Passage given:
-- -- --

The following data is taken from the 2017-18 to 2020-21 seasons and includes teams that appear in the top 35 teams across Europe’s top 5 leagues in xGD/90 for each of the seasons; there are 20 such teams across the 5 big leagues.

The graph provides a few remarkable discoveries. Notably, there are 3 teams that appear to dominate their respective leagues: Paris Saint-Germain in Ligue 1, Manchester City in the Premier League, and Bayern Munich in the Bundesliga. This graph paints these three leagues as dominated by these teams over the past 4 seasons, and highlights their dominance of their respective leagues over this time period, leading those leagues to be characterized as the most “farmer-y” for two reasons: the top xGD/90 teams in these leagues are far from any other teams in the same league, and the xGD for these teams is ridiculously high. For these 3 teams, the statistics predict that they will, on average, win every single game in the season by anywhere from 1 to 1.5 goals, which represents a ridiculous level of dominance in the league. In other words, they are a goal better than every other team (the title contenders, the mid-table teams, and the relegation fodder) in the league, on average. By contrast, the graph makes evident that Serie A has 4 teams that are all within touching distance of each other, and three more teams below them that are both close to the top 4 teams and close to each other, yielding an extremely competitive top 7 that provides for an extremely competitive league near the top, and thus yielding a very balanced and “un-farmer-y” league, agreeing with the point gap analysis from earlier. The point gap analysis also supports the position of the 3 LaLiga teams in this graph: there are two teams that are relatively close to each other, followed by a third team that is not too far from them but is clearly an echelon below them, with a marked drop-off in quality. Part of this may be due to Atletico’s defensive style, but both the point gap and the xGD/90 analysis support this interpretation of LaLiga.

Now, we are left with the three leagues dominated by giants; this comes as no surprise to anyone who has followed these leagues over the past four seasons. Ligue 1 is very evidently dominated by Paris Saint-Germain, with only one other team within 0.75 xGD/90 of them; this dominance is drastic and shows a real lack of competitiveness and “farmer-y” nature that’s not even shown by the Premier League or the Bundesliga. Meanwhile, the Premier League has Manchester City at the top, Liverpool around 0.5 xGD/90 behind, and a couple other teams yet further behind as the quality in the league drops off even further; this is indicative of exactly what has been observed over the last few seasons: Manchester City have been utterly dominant, Liverpool have pushed them close with consistently top-tier (but not ridiculous) performances to catch City when they slip up, and the other teams essentially compete for a third place trophy. The Bundesliga also paints a similar picture, where Bayern Munich take the place of City and Dortmund the place of Liverpool; however, the gap between Bayern and Dortmund is even larger and Dortmund are not pushing Bayern the same way that Liverpool push City, instead serving a clear “best of the rest role,” above every other team in the league by a reasonable (but not unfathomable) margin, but well behind Bayern, leading to a dominant league that gives a “farmer-y” quality.

-- -- --

Data provided:
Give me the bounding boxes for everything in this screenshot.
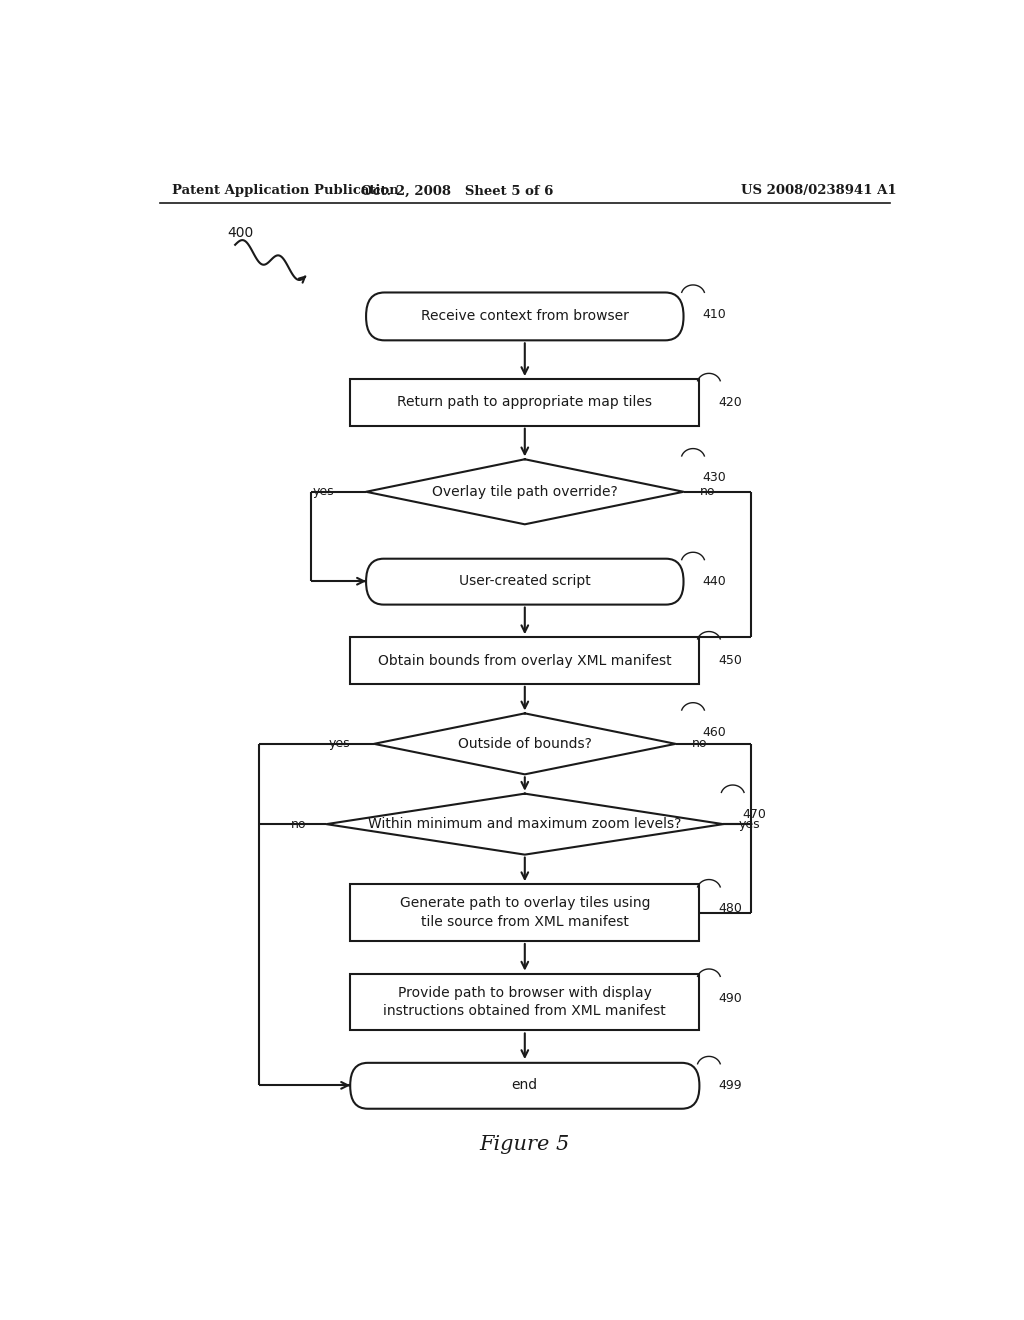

-- -- --

Things to do:
[1] Reproduce word for word the part of the xGD/90 passage between "The following data" and "5 big leagues.", inclusive.
[2] According to the xGD/90 passage, why are Ligue 1, the Premier League, and the Bundesliga characterized as the most "farmer-y" leagues? Answer in one to three sentences.
[3] Extend the xGD/90 passage on Europe's top five leagues from where it stops.
The lines are separate material, apart from the passage on xGD/90 in Europe's top five leagues.

Results for each task:
[1]
The following data is taken from the 2017-18 to 2020-21 seasons and includes teams that appear in the top 35 teams across Europe’s top 5 leagues in xGD/90 for each of the seasons; there are 20 such teams across the 5 big leagues.

[2] Two reasons are given. The top xGD/90 team in each of these leagues is far from every other team in the same league, and that team's xGD is extremely high.

[3]
One important place to look, furthermore, to get a glimpse of the competitiveness of the league further down, is how many teams were in the top 35 in one season (say 2020-2021) but not in the 3 other seasons. 5 French teams, 3 English teams, 4 Spanish teams, and 3 German teams were in the top 35 European teams by xGD/90 for the top 5 leagues in 2020-21 but were not present in all of the 3 previous seasons. This suggests that the French league is quite interesting and competitive below the top teams (something also noted in the points gap analysis), the Spanish league a bit less so, and the English and German leagues even less so. The Italian league doesn’t appear, likely due to 7 teams in the league (almost half of the league) being in the chart already, which provides ample competitiveness for the top half of the league; by contrast, only 2 French teams, 4 English teams, 3 German teams, and 3 Spanish teams appeared in the chart, suggesting that the gap between the top and the rest in Italy is not as great as it is in any of the other four countries.

Thus, these two analyses clearly suggest that Italy is the most competitive and clustered league, one that is the least “farmer-y,” with the Bundesliga on the other side of the spectrum being the most “farmer-y,” with Bayern Munich dominating. In between, again, are 3 different types of leagues: the Premier League will offer predictable champions but a bit of chaos just underneath, Ligue 1 will offer pure dominance by one team and another team chasing close in exchange for a more competitive table vying for positions from 2nd to 7th, and LaLiga will offer razor-thin title races between three known teams and a jumble of teams just below. The statistical analyses portray the five leagues in five different styles, and they give credence to fans’ arguments about how other leagues are farmers’ leagues (well, except for Serie A), and they also explain the five different products the individual leagues are selling to millions of fans within Europe and throughout the world.